**GOAL**.
Examine the entries below, count the lines holding the string "icon", and respond with the number only.

**SUPPLIED DATA**.
— start —

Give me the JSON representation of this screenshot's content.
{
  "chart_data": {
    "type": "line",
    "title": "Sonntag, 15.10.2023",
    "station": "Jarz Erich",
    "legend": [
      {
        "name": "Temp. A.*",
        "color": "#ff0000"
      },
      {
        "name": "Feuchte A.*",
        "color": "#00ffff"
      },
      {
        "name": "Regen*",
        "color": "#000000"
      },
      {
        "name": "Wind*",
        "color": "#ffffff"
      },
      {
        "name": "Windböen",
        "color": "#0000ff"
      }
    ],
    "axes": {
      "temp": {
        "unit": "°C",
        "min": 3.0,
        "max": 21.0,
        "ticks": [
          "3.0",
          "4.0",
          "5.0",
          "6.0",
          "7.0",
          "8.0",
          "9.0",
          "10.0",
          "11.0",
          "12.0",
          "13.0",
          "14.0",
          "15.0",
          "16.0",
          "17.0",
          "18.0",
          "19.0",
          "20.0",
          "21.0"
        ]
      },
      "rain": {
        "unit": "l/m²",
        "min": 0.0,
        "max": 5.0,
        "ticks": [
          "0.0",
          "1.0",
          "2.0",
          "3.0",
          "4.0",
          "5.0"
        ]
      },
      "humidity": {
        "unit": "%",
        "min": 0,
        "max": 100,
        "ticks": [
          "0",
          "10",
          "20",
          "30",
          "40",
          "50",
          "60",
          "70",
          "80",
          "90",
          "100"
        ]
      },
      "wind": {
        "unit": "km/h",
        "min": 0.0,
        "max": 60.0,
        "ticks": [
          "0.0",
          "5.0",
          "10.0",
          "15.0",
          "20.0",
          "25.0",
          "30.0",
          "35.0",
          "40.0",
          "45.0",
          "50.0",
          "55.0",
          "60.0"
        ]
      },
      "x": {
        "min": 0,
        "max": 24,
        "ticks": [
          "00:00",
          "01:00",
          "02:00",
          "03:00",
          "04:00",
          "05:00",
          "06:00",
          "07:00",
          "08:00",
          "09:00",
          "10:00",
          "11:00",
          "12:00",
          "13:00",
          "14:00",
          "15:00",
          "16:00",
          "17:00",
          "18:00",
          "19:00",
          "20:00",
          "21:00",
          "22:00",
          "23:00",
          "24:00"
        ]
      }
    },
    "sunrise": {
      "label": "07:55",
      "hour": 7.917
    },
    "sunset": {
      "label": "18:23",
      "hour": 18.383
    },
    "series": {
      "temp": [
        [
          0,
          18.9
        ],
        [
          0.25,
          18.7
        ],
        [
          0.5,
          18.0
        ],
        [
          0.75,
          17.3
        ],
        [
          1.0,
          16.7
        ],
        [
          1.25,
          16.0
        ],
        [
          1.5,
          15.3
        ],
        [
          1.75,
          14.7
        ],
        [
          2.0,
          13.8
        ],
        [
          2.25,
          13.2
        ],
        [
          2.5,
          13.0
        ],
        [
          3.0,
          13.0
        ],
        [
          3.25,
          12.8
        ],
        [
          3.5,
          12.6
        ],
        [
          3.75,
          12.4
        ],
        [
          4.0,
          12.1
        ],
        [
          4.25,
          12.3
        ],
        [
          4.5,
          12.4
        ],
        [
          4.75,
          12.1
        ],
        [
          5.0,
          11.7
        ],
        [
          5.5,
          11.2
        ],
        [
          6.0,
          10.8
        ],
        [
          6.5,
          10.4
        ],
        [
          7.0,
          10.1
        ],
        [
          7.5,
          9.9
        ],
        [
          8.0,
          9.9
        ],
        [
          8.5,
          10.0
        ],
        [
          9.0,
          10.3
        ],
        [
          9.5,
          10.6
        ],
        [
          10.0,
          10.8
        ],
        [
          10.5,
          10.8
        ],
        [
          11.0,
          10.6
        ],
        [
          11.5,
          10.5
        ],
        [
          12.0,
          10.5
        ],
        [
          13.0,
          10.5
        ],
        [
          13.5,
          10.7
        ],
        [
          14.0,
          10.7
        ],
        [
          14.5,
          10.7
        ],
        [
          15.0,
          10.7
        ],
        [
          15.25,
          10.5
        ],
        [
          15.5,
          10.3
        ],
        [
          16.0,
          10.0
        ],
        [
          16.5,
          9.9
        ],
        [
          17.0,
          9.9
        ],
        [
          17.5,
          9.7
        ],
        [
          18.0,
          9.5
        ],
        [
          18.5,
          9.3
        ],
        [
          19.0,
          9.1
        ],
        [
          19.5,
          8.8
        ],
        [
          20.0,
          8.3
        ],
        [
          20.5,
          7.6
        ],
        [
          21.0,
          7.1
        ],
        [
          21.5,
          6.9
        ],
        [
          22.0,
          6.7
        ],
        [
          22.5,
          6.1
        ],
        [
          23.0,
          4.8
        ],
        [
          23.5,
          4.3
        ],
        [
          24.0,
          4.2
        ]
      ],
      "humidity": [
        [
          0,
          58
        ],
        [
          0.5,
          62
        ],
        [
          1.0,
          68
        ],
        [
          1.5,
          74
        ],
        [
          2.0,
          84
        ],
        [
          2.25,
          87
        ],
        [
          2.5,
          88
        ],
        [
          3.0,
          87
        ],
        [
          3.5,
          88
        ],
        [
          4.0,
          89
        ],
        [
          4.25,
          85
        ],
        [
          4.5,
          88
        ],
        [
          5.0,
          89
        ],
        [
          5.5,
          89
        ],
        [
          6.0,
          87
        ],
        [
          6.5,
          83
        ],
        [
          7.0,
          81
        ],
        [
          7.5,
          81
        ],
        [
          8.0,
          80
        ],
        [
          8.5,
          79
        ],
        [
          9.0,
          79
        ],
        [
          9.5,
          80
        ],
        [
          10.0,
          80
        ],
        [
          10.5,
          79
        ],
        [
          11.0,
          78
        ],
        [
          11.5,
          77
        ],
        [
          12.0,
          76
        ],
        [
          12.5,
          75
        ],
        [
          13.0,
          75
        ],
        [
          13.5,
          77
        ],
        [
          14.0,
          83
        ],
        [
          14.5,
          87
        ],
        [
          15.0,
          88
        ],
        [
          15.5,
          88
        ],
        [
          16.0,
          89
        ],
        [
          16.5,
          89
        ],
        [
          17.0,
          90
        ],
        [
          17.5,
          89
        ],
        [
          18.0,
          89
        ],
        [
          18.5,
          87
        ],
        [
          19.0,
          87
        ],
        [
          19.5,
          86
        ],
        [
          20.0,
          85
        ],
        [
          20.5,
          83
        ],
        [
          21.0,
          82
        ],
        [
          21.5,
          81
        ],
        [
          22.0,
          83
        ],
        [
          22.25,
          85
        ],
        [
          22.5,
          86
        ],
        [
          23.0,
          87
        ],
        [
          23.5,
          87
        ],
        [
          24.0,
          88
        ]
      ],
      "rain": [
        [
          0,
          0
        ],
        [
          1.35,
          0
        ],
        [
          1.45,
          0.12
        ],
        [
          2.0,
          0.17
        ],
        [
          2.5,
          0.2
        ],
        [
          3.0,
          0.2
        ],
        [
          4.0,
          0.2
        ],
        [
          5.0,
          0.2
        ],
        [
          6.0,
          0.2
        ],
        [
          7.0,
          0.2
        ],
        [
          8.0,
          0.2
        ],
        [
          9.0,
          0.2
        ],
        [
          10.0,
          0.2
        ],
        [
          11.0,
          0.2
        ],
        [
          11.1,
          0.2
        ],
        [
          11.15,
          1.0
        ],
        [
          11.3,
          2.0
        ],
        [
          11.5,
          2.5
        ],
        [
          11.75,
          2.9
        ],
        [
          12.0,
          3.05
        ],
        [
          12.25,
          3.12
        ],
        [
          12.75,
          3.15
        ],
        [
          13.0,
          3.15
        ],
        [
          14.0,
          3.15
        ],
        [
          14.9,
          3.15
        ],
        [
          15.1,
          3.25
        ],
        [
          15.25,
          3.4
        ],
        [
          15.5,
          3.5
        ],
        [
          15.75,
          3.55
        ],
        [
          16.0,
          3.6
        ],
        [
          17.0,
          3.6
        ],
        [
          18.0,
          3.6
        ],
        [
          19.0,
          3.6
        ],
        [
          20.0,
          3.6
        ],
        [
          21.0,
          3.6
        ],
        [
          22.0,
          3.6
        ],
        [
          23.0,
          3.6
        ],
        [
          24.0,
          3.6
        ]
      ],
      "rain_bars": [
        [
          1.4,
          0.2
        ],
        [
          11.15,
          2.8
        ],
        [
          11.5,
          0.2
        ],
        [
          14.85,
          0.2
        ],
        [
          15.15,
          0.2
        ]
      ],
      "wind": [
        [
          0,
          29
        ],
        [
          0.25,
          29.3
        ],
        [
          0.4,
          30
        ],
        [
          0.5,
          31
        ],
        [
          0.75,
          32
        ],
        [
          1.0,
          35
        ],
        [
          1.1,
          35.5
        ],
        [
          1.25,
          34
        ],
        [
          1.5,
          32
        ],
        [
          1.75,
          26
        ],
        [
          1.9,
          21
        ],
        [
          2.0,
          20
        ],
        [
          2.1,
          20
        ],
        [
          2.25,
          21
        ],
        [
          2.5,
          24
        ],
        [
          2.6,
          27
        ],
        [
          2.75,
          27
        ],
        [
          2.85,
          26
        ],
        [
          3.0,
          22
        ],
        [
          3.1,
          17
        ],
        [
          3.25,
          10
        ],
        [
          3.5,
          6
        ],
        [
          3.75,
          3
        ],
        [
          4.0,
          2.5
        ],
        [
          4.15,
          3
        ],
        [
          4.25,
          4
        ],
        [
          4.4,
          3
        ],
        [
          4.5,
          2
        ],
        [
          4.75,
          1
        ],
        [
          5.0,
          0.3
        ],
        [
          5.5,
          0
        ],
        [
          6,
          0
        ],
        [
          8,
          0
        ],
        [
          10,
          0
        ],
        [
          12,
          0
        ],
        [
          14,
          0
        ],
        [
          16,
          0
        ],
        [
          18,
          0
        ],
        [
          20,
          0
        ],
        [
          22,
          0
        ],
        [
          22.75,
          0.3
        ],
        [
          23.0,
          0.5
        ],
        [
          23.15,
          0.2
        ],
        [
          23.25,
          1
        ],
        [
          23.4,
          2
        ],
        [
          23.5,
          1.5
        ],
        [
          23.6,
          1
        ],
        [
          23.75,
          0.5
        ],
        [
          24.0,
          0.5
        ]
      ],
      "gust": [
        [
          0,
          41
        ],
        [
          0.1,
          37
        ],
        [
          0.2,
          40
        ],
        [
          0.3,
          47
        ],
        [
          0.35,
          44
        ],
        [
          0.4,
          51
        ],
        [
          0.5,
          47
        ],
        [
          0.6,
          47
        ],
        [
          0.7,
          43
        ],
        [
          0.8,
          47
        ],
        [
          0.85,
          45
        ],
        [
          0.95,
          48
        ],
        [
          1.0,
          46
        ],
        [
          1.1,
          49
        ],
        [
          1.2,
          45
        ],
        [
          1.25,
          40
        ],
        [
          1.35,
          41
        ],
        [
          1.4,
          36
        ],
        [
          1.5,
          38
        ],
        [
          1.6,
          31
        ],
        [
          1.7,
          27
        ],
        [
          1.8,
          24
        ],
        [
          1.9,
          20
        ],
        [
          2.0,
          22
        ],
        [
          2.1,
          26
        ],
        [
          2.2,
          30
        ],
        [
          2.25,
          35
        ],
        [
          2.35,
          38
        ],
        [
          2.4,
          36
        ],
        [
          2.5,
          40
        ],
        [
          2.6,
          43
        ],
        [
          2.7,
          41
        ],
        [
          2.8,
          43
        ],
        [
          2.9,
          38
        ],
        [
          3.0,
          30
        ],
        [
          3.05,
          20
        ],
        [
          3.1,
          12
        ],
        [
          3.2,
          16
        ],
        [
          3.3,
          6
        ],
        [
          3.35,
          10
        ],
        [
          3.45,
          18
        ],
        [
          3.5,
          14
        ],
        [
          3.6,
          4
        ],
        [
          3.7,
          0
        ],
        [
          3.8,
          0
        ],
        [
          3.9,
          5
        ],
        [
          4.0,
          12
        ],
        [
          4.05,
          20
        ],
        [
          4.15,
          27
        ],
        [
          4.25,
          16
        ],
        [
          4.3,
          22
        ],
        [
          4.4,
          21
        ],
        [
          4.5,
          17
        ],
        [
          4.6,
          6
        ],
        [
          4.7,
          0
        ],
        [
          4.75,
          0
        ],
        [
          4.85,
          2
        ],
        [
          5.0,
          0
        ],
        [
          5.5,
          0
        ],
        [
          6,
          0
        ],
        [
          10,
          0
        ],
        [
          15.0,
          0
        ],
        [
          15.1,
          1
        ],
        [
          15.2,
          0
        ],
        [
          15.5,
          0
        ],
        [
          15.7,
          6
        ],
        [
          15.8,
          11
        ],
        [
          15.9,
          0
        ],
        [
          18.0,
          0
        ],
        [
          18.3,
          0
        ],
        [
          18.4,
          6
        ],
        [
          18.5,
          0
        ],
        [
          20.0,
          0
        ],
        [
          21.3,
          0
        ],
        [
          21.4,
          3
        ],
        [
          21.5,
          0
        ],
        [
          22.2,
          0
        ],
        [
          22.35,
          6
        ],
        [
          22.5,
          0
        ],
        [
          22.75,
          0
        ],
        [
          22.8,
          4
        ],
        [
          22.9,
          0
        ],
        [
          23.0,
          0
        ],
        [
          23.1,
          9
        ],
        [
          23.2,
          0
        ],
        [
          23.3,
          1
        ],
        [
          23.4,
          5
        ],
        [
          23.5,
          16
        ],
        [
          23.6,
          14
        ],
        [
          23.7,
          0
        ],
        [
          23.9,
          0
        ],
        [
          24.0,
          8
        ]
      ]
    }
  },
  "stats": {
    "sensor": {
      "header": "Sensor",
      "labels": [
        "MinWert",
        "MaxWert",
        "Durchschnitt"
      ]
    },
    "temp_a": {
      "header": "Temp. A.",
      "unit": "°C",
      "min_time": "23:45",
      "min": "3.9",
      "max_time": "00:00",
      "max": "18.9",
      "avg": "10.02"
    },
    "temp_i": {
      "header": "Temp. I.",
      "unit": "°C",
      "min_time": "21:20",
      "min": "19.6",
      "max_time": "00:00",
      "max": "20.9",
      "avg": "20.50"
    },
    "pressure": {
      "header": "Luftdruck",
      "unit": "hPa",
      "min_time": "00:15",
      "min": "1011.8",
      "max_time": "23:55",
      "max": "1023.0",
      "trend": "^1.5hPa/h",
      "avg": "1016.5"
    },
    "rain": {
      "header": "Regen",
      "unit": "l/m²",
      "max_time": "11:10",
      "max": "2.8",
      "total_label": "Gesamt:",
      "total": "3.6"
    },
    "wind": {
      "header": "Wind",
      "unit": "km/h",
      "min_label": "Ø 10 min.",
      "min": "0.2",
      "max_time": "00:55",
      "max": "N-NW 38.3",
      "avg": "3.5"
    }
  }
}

— end —
— start —

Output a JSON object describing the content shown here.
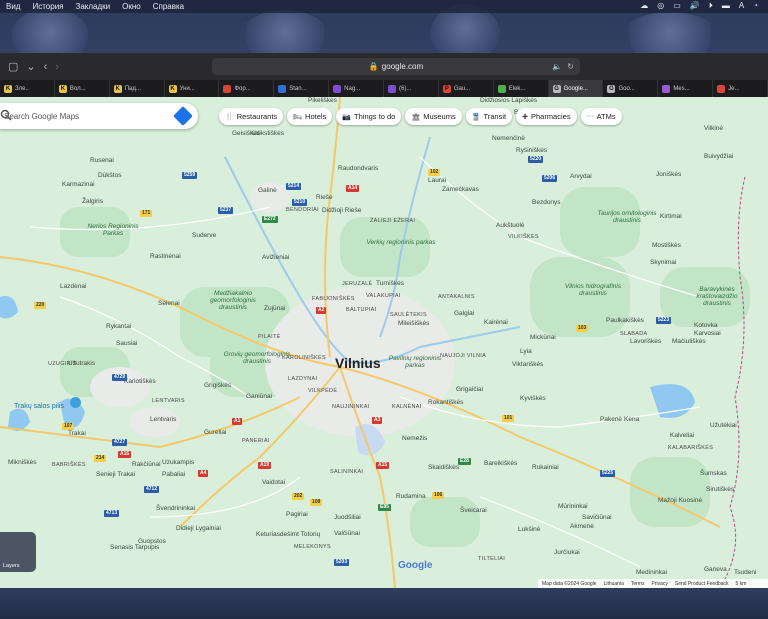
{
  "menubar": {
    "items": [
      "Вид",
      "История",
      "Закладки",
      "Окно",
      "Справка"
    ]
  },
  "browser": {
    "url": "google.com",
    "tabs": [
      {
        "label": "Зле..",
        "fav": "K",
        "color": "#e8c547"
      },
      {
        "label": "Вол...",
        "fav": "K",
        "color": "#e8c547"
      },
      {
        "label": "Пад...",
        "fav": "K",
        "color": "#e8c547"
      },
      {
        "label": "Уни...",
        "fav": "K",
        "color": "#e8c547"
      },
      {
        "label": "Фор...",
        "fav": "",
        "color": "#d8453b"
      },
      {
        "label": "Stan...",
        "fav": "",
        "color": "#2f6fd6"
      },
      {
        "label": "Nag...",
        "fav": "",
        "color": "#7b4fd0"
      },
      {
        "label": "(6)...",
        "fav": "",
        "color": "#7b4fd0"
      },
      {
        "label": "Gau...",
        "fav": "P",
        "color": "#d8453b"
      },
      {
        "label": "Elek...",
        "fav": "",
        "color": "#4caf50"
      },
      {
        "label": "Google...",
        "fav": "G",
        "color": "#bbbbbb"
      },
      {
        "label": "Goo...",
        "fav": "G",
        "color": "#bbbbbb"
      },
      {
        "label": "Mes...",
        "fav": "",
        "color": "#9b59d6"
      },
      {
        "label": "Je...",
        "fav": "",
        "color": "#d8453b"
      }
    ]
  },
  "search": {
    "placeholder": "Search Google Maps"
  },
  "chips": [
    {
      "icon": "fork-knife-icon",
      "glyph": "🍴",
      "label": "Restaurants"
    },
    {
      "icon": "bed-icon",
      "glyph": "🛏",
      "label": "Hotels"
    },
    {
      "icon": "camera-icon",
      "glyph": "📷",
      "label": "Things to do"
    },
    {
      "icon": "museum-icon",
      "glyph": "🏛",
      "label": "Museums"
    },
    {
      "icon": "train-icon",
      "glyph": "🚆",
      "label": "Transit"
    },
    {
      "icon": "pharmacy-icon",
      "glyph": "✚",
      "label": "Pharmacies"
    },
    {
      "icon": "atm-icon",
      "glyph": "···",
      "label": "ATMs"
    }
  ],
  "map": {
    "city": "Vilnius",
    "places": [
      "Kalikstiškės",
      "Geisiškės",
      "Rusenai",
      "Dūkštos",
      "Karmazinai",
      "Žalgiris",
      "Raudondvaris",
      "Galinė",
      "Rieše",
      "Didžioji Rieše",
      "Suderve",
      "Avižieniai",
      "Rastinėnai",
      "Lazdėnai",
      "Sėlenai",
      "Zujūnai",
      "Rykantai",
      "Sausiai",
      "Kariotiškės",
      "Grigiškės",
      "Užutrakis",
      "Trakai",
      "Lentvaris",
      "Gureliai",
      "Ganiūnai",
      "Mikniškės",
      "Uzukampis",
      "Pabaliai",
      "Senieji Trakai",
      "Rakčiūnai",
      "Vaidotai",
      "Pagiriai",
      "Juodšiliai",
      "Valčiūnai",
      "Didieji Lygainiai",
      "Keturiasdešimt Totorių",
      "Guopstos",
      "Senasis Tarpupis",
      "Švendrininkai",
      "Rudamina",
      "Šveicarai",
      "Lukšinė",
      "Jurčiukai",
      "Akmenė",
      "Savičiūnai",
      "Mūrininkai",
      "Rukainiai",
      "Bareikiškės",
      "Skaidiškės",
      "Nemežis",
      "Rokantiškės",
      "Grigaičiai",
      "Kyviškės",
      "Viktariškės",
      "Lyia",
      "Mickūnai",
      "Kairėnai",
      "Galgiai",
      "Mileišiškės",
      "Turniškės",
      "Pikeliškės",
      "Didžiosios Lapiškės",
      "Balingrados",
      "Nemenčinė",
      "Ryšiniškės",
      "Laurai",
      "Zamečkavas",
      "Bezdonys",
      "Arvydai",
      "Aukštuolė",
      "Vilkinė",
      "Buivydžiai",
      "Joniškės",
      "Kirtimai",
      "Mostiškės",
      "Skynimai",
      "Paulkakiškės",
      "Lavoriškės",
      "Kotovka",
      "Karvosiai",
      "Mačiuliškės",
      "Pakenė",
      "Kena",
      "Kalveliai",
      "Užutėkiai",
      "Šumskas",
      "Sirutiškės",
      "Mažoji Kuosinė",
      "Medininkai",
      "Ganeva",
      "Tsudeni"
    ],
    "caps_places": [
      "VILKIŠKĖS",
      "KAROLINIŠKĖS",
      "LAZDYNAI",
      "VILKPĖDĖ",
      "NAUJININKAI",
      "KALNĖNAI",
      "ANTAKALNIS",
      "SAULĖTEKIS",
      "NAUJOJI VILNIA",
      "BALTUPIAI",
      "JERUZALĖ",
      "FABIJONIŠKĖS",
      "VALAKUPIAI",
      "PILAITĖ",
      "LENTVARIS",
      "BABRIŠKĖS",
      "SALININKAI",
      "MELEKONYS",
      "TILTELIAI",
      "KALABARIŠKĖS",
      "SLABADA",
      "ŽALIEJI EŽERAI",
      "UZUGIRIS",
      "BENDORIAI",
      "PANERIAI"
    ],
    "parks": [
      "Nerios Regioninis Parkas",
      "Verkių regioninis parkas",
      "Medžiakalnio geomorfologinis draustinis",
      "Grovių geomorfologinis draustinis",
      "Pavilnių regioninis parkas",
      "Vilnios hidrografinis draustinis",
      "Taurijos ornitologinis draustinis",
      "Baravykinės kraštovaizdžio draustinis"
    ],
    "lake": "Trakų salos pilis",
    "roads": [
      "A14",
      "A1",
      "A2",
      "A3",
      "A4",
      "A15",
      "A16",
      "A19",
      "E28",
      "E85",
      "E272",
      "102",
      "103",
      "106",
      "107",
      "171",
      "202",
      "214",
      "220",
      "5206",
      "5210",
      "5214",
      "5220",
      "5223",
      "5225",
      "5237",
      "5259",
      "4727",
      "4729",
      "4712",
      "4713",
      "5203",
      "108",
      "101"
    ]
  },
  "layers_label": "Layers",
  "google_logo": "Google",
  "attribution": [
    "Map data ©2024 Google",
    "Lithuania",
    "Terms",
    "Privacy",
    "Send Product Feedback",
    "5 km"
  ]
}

— end —
— start —

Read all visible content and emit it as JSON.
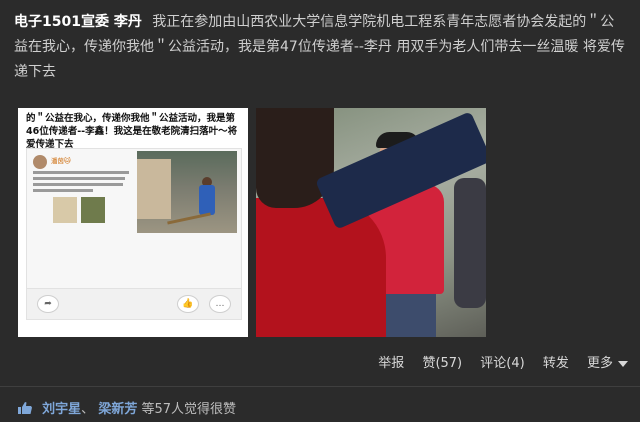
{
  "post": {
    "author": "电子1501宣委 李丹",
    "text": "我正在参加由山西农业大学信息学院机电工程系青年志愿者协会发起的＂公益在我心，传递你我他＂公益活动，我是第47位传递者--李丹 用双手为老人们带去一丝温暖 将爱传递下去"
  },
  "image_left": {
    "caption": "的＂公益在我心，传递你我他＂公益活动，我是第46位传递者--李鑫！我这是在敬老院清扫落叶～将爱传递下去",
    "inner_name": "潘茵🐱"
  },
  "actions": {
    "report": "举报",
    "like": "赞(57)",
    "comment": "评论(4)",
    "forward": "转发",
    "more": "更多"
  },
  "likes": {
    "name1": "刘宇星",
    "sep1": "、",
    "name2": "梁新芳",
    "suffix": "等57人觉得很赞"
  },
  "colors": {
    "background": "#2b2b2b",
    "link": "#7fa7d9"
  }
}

— end —

**EXERCISE RESPONSE**.
7